*Problem requirements*
Skip the pictures and quote all of the lines exactly.

*Dataset entries*
┌──

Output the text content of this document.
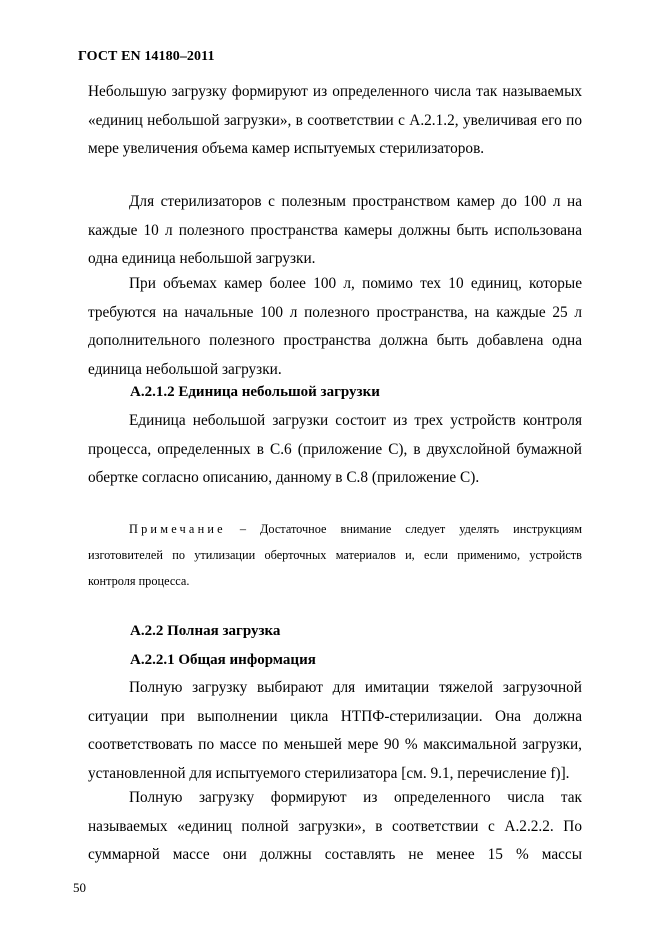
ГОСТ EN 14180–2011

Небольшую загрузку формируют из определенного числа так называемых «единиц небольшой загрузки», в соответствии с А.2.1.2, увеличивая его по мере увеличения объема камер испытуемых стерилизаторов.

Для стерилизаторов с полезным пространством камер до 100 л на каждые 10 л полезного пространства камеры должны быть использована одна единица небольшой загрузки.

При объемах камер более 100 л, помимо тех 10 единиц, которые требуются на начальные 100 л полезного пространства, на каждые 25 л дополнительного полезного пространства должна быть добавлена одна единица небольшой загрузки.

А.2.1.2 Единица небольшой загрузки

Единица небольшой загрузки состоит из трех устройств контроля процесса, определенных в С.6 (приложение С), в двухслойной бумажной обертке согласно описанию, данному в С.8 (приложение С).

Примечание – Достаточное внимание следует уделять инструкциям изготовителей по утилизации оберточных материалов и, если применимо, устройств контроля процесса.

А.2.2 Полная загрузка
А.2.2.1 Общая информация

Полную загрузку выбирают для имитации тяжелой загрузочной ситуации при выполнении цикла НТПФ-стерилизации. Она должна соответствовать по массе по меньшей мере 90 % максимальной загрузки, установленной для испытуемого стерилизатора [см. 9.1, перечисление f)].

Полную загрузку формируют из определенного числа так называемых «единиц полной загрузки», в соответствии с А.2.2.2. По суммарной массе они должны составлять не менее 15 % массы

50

└──

*Full response*
Output the text content of this document.
ГОСТ EN 14180–2011

Небольшую загрузку формируют из определенного числа так называемых «единиц небольшой загрузки», в соответствии с А.2.1.2, увеличивая его по мере увеличения объема камер испытуемых стерилизаторов.

Для стерилизаторов с полезным пространством камер до 100 л на каждые 10 л полезного пространства камеры должны быть использована одна единица небольшой загрузки.

При объемах камер более 100 л, помимо тех 10 единиц, которые требуются на начальные 100 л полезного пространства, на каждые 25 л дополнительного полезного пространства должна быть добавлена одна единица небольшой загрузки.

А.2.1.2 Единица небольшой загрузки

Единица небольшой загрузки состоит из трех устройств контроля процесса, определенных в С.6 (приложение С), в двухслойной бумажной обертке согласно описанию, данному в С.8 (приложение С).

Примечание – Достаточное внимание следует уделять инструкциям изготовителей по утилизации оберточных материалов и, если применимо, устройств контроля процесса.

А.2.2 Полная загрузка
А.2.2.1 Общая информация

Полную загрузку выбирают для имитации тяжелой загрузочной ситуации при выполнении цикла НТПФ-стерилизации. Она должна соответствовать по массе по меньшей мере 90 % максимальной загрузки, установленной для испытуемого стерилизатора [см. 9.1, перечисление f)].

Полную загрузку формируют из определенного числа так называемых «единиц полной загрузки», в соответствии с А.2.2.2. По суммарной массе они должны составлять не менее 15 % массы

50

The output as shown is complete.